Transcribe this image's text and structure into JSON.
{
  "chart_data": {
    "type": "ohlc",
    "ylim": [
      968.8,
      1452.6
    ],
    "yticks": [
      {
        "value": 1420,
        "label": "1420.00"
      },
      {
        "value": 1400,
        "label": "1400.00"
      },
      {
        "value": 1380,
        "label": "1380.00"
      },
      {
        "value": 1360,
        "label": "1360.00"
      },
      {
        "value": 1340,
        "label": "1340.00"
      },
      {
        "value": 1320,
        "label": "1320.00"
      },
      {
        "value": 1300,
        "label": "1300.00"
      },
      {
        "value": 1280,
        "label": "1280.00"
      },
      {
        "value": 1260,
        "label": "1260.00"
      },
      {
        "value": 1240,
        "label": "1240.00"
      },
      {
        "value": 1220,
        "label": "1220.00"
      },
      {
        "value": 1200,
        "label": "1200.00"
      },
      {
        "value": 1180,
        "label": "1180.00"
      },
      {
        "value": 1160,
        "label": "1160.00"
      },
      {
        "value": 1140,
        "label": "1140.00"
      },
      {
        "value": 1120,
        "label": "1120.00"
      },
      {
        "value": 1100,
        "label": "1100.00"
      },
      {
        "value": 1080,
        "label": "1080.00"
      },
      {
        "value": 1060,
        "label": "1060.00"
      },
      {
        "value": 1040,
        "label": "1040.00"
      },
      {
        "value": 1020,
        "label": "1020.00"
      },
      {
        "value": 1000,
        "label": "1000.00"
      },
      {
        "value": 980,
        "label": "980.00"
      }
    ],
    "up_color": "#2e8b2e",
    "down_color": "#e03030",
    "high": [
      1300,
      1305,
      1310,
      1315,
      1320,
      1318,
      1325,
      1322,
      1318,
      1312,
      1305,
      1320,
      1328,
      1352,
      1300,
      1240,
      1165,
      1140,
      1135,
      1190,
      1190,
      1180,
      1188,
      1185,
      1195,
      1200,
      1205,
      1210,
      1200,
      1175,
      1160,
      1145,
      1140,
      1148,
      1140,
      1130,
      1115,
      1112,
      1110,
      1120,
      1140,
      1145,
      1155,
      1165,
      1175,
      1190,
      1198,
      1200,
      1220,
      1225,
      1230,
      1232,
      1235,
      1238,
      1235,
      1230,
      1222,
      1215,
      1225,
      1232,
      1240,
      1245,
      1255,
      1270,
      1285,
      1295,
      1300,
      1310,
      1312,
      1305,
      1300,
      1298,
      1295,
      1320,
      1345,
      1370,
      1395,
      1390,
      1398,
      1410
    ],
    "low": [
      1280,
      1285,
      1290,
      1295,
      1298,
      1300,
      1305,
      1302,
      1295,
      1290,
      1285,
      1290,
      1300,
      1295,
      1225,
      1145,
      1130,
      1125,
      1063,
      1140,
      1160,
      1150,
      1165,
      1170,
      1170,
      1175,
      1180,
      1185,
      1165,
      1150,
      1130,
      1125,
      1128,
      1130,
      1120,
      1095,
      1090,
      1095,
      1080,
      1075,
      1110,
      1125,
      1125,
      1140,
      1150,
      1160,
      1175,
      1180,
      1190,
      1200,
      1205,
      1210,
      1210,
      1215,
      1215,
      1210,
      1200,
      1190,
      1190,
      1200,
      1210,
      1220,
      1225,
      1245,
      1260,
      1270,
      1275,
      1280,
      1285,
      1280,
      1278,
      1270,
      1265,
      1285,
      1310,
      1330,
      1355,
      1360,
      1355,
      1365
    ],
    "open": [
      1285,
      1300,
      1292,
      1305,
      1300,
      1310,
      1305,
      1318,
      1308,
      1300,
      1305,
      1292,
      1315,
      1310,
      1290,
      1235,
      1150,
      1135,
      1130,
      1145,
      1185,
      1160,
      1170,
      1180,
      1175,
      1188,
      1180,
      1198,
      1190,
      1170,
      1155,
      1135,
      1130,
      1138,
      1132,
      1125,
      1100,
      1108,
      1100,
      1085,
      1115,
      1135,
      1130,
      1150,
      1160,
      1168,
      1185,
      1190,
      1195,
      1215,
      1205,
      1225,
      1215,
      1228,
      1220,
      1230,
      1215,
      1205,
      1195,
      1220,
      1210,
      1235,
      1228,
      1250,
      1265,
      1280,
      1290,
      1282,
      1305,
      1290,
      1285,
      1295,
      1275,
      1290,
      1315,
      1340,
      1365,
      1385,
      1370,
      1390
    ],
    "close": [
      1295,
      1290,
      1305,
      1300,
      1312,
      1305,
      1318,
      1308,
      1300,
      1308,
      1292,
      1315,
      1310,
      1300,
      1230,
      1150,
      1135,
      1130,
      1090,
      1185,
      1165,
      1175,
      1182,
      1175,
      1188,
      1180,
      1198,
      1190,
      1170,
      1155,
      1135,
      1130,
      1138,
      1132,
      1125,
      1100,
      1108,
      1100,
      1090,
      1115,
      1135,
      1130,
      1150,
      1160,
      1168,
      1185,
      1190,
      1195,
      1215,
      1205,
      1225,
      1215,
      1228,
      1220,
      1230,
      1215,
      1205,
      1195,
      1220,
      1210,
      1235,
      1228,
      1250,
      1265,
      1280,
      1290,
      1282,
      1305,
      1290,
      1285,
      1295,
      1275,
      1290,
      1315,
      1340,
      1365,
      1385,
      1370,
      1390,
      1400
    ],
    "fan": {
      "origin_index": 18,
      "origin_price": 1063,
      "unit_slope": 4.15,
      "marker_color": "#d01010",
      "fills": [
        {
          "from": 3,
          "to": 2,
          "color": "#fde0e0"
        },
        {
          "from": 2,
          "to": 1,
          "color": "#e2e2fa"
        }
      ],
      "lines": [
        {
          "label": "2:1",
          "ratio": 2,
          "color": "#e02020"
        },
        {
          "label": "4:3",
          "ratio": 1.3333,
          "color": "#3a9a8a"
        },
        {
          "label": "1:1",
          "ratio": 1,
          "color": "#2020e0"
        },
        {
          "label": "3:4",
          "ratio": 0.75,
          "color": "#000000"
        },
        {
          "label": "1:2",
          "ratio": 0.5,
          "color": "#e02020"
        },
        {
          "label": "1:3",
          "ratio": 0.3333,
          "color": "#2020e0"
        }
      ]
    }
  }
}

■ **Exercise details**
Gather each line in the entries above where the string "ratio" is found.

■ **Response for this exercise**
          "ratio": 2,
          "ratio": 1.3333,
          "ratio": 1,
          "ratio": 0.75,
          "ratio": 0.5,
          "ratio": 0.3333,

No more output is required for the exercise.